╭─ Data supplied

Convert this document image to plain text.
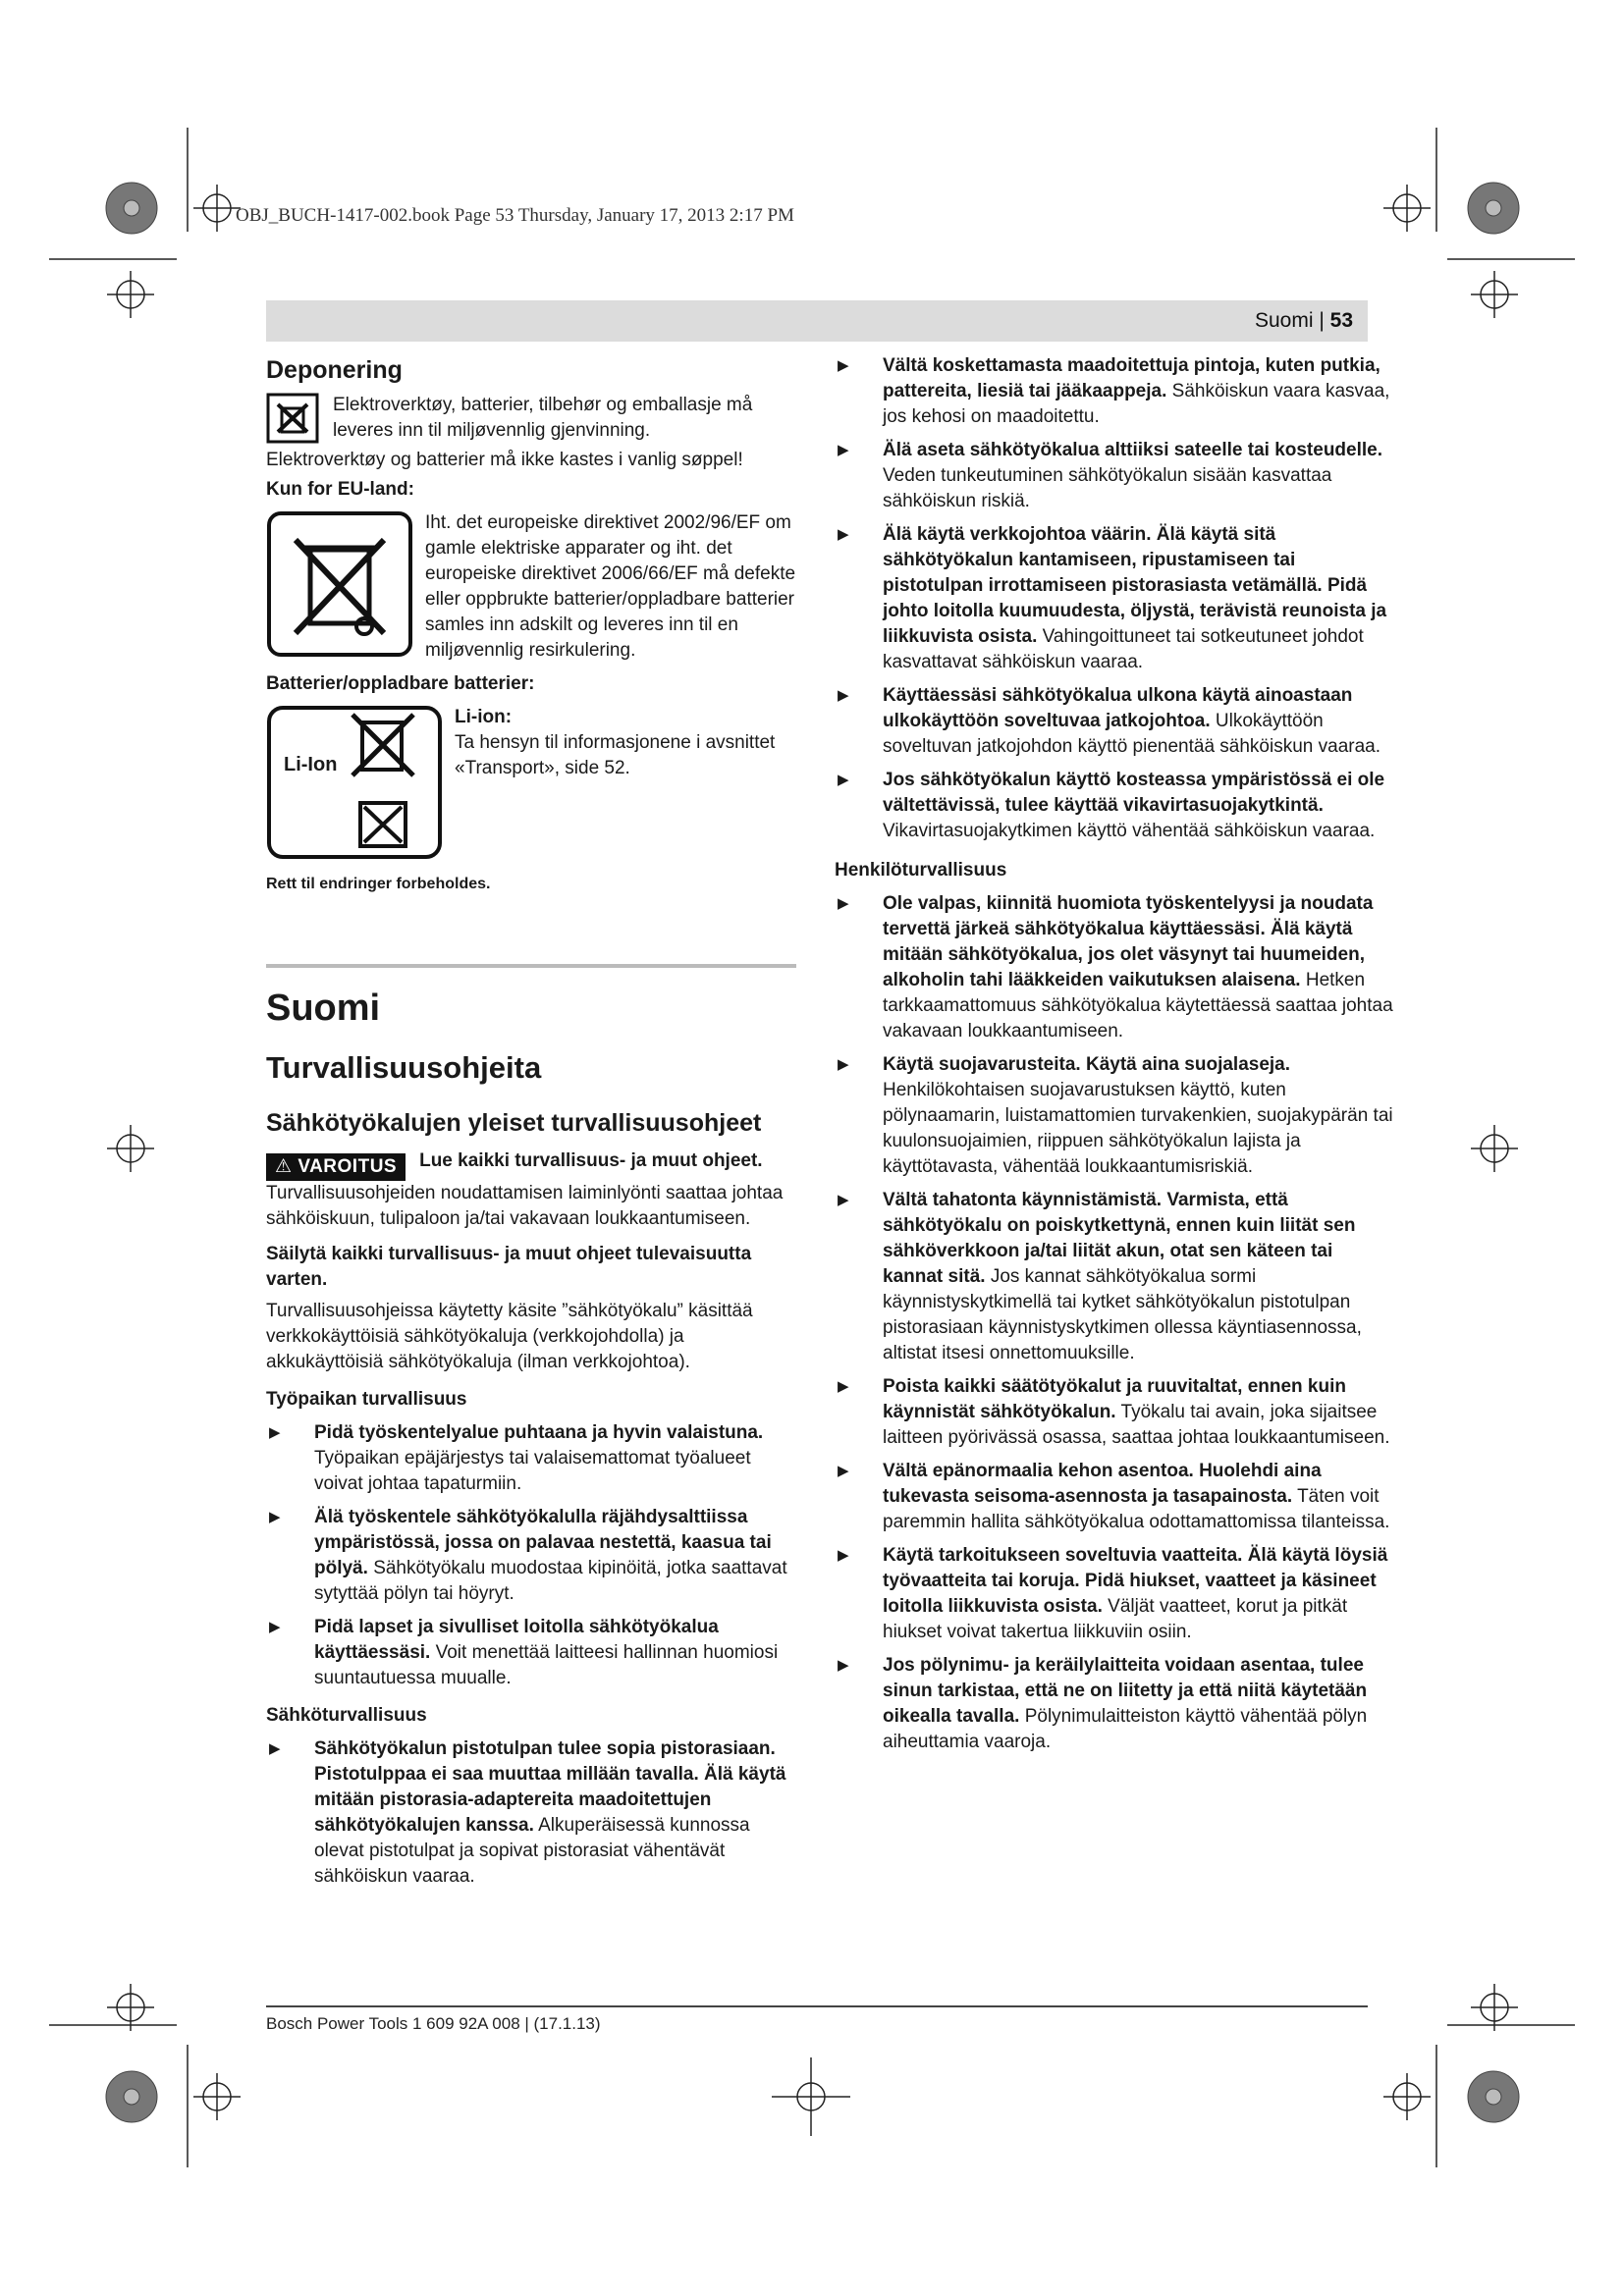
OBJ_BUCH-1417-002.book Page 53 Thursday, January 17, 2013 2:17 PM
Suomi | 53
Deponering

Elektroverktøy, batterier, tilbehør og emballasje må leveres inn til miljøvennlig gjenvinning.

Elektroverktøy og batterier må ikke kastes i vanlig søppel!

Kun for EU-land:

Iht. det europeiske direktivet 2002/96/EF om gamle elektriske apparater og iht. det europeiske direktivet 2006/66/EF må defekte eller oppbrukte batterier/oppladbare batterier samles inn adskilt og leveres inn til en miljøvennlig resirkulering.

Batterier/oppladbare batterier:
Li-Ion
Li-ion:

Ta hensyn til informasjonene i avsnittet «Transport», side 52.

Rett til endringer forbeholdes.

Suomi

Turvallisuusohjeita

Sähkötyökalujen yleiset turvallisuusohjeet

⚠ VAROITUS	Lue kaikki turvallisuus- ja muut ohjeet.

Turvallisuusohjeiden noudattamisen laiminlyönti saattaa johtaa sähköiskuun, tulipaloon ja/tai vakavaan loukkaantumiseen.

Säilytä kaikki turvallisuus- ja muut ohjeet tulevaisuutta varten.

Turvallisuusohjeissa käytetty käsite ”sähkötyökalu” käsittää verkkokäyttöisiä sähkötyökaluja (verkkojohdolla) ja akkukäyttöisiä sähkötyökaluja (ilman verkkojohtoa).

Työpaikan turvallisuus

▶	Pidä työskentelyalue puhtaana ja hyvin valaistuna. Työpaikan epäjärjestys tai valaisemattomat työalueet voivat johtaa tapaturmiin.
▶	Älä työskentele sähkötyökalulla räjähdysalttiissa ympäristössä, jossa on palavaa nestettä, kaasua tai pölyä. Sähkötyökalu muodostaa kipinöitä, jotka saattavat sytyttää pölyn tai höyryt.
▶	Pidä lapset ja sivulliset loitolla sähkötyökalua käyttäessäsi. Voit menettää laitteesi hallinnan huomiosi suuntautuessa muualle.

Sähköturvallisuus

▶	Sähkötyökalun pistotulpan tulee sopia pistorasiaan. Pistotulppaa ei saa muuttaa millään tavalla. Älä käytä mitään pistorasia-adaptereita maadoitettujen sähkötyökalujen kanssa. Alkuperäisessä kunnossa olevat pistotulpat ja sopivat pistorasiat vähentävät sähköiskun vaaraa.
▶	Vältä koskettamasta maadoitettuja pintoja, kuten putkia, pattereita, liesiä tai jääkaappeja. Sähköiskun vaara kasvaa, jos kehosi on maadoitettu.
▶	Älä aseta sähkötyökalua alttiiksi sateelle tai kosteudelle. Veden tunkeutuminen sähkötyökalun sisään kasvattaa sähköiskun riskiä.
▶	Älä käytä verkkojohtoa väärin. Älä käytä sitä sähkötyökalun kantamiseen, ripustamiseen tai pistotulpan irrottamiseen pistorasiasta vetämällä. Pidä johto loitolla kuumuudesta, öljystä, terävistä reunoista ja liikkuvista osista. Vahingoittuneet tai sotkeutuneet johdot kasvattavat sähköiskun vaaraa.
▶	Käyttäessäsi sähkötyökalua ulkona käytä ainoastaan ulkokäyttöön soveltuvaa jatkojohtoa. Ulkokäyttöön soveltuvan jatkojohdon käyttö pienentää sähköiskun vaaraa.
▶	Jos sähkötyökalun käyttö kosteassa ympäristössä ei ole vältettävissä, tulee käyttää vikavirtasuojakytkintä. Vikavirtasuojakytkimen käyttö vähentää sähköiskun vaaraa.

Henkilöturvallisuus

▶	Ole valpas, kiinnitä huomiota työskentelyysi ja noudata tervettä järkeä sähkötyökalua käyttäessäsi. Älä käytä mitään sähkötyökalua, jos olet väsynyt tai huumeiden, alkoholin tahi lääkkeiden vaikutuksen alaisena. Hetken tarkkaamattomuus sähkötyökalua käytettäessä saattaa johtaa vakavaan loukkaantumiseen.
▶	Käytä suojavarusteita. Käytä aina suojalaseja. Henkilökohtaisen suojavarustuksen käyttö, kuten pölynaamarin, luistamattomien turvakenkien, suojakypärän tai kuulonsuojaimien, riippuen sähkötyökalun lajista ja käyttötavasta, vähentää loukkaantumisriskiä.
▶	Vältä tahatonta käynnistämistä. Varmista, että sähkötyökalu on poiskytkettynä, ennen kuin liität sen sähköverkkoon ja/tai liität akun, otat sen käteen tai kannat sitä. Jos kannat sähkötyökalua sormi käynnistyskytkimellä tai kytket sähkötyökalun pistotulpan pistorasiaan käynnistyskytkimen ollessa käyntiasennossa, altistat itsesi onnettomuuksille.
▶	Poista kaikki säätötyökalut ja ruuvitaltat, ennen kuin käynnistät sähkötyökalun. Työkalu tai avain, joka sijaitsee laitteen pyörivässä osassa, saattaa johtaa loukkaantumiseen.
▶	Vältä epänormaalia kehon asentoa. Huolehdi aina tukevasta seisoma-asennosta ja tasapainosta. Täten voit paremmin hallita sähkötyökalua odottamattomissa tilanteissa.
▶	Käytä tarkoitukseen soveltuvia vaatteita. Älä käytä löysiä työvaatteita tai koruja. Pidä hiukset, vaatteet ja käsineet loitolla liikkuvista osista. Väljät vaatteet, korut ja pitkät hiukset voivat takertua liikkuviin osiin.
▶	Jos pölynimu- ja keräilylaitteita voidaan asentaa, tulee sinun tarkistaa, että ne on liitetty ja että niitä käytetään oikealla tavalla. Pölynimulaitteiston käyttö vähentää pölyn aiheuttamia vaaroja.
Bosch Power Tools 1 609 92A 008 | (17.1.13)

╰─
╭─ Data supplied

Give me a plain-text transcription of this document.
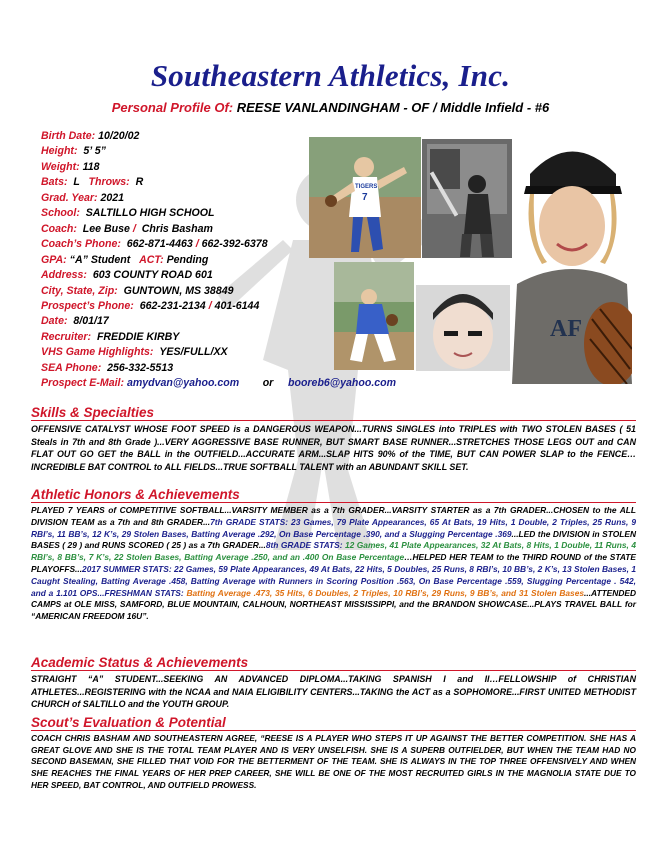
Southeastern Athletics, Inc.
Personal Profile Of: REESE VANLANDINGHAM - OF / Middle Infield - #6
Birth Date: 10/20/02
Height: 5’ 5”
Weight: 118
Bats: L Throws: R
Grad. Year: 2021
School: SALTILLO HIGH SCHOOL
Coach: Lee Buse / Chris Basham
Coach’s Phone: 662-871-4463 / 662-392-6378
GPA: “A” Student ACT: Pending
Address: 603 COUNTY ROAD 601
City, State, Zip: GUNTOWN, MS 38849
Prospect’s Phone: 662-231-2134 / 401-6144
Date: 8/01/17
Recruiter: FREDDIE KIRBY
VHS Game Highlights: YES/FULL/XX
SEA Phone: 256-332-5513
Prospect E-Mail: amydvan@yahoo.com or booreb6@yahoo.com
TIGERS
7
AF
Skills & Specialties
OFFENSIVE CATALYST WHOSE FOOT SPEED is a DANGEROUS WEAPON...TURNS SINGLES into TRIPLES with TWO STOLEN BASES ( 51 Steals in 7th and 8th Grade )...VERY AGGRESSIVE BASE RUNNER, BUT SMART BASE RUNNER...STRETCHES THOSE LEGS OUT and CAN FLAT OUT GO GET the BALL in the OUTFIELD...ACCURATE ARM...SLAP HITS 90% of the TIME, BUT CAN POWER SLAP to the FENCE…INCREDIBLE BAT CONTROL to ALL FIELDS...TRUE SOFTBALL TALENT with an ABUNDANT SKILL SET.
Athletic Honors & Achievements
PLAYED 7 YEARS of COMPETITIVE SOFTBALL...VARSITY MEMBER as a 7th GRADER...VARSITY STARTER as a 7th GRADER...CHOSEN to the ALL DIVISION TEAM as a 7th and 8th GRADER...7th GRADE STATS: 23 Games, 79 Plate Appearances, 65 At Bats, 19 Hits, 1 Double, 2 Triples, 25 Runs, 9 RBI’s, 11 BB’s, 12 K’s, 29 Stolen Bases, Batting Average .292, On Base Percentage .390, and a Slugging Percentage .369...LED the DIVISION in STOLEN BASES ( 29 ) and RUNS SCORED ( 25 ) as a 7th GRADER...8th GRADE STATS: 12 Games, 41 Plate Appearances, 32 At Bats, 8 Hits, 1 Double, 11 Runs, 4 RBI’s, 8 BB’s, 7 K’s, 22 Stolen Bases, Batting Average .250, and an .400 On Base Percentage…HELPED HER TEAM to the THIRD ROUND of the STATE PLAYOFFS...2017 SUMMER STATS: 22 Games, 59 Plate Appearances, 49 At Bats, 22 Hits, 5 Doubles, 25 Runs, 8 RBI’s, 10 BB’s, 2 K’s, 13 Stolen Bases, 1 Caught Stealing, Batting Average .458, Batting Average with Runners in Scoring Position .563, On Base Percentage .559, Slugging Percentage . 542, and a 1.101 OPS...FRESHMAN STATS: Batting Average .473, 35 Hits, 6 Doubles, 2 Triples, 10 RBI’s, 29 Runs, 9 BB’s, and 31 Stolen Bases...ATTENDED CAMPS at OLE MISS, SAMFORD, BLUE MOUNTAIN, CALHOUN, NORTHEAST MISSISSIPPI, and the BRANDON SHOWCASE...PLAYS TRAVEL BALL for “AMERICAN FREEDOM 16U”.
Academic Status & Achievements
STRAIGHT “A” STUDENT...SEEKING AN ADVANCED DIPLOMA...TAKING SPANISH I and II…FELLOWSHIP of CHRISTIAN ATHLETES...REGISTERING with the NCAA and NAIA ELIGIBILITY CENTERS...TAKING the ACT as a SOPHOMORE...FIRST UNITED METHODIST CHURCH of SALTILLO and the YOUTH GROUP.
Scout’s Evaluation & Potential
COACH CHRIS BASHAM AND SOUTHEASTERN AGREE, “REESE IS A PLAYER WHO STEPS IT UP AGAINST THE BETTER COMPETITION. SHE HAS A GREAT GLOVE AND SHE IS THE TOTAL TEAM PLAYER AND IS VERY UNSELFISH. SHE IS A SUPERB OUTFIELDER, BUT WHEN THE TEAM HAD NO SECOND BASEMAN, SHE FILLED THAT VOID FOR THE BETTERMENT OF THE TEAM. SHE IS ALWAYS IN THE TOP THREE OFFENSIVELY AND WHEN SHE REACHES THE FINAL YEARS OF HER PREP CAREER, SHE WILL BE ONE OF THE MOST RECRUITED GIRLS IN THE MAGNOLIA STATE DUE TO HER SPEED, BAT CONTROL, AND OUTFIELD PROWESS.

╰─

Locate the lines above that contain "aina" and copy them.

Answer:
▶	Käytä suojavarusteita. Käytä aina suojalaseja. Henkilökohtaisen suojavarustuksen käyttö, kuten pölynaamarin, luistamattomien turvakenkien, suojakypärän tai kuulonsuojaimien, riippuen sähkötyökalun lajista ja käyttötavasta, vähentää loukkaantumisriskiä.
▶	Vältä epänormaalia kehon asentoa. Huolehdi aina tukevasta seisoma-asennosta ja tasapainosta. Täten voit paremmin hallita sähkötyökalua odottamattomissa tilanteissa.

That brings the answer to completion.